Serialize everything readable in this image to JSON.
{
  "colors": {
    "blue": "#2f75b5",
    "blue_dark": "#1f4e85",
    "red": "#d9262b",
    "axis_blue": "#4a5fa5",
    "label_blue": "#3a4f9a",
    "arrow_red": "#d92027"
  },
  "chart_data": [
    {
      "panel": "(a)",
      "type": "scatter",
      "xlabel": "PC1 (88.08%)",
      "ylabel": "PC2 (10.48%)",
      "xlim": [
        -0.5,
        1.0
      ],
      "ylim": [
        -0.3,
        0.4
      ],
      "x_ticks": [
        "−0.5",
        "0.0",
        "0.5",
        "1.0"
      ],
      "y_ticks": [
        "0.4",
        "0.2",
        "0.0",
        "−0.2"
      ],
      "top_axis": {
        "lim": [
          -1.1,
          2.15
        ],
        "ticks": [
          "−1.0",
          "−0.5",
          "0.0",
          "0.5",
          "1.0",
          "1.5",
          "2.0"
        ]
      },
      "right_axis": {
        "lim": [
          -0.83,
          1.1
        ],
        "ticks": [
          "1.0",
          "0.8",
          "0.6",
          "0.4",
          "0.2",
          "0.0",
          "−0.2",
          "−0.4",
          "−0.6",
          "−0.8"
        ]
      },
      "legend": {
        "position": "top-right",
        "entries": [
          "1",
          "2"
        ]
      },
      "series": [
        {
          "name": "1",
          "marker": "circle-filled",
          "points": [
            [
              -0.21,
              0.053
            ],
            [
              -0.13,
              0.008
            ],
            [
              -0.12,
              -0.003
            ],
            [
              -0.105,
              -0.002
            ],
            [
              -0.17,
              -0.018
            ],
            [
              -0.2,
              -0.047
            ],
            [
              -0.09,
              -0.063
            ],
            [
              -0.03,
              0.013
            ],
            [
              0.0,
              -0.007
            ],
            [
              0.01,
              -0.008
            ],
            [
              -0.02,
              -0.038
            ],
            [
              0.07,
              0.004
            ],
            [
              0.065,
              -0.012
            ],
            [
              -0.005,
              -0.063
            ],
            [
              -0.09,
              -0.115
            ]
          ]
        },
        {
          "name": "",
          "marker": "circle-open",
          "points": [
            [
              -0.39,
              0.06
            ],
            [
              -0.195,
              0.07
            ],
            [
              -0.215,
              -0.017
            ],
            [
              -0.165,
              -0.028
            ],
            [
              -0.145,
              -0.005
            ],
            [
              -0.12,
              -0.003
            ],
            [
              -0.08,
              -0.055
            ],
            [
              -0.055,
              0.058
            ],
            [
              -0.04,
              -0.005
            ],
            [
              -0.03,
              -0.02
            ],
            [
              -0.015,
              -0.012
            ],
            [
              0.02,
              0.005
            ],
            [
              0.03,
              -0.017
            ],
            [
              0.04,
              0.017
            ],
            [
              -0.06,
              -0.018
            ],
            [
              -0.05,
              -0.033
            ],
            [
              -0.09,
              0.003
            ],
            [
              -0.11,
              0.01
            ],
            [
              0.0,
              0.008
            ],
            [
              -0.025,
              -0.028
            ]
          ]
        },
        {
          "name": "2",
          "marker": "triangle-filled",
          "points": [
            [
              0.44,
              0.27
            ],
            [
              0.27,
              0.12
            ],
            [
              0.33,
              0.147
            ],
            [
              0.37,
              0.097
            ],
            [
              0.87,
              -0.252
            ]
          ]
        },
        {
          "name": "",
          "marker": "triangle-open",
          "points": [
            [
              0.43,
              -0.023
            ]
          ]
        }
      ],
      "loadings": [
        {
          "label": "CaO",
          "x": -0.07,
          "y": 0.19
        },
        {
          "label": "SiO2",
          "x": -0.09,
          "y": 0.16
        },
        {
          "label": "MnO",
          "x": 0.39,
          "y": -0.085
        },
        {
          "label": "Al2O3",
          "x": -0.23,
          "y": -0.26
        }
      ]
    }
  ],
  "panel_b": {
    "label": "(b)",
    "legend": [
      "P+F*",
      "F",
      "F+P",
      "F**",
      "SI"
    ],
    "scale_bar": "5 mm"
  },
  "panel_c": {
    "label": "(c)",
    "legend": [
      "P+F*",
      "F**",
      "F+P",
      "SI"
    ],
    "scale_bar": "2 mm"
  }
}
==
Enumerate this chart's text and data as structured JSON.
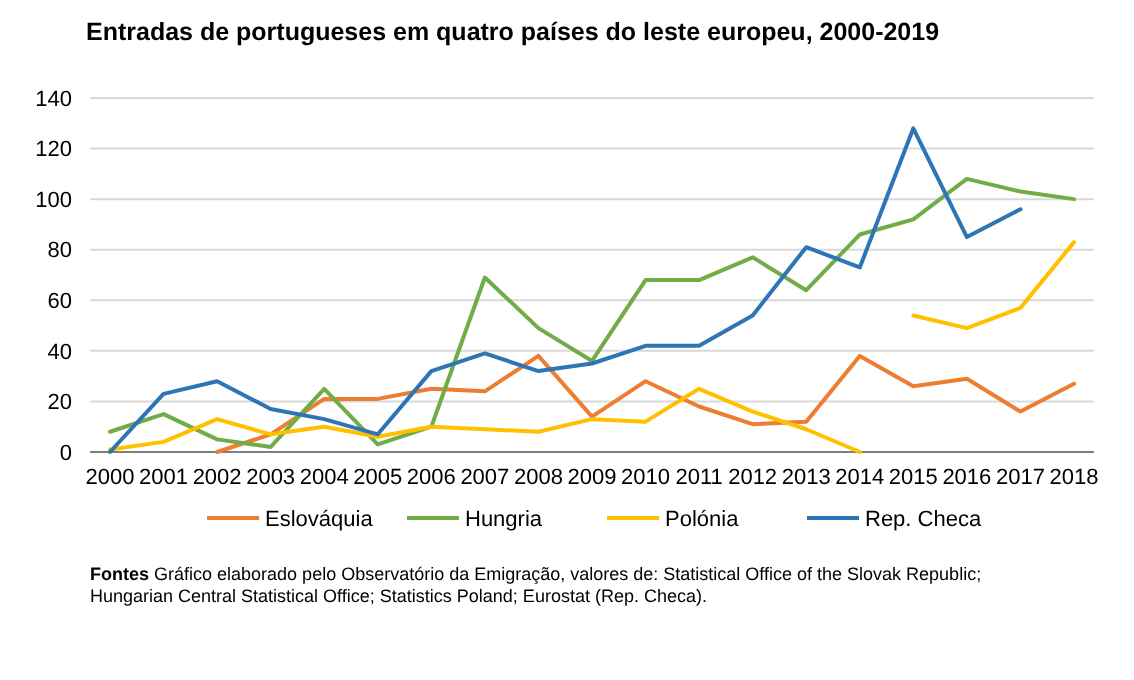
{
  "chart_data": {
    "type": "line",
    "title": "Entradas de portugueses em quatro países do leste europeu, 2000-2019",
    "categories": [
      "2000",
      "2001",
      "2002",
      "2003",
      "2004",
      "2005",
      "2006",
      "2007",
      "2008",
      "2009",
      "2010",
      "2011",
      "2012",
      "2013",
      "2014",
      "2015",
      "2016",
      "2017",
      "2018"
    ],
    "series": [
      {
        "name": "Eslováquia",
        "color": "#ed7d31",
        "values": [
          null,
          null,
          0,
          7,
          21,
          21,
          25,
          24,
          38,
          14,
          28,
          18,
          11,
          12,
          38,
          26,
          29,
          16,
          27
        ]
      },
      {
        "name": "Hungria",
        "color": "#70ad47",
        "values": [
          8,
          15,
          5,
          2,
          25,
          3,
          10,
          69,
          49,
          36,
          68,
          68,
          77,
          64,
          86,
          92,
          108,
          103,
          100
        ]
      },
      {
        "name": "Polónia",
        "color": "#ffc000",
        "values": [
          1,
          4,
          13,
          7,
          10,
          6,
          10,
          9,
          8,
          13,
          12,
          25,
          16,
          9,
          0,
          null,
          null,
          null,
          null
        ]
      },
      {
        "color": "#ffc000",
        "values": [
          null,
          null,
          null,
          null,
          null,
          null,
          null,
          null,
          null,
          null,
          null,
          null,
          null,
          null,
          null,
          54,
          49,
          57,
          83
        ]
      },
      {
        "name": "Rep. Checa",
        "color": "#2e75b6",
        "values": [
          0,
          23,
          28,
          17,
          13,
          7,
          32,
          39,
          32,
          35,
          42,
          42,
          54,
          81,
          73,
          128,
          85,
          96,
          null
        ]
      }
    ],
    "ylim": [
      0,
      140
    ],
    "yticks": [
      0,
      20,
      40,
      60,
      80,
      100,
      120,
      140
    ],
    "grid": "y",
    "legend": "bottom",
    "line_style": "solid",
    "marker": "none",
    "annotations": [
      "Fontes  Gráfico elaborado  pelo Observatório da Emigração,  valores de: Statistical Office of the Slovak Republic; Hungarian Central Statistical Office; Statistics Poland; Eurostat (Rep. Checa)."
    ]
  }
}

● What is expected
Find the number of lines in which the word "filled" occurs, and write nothing but that number.

● Result
2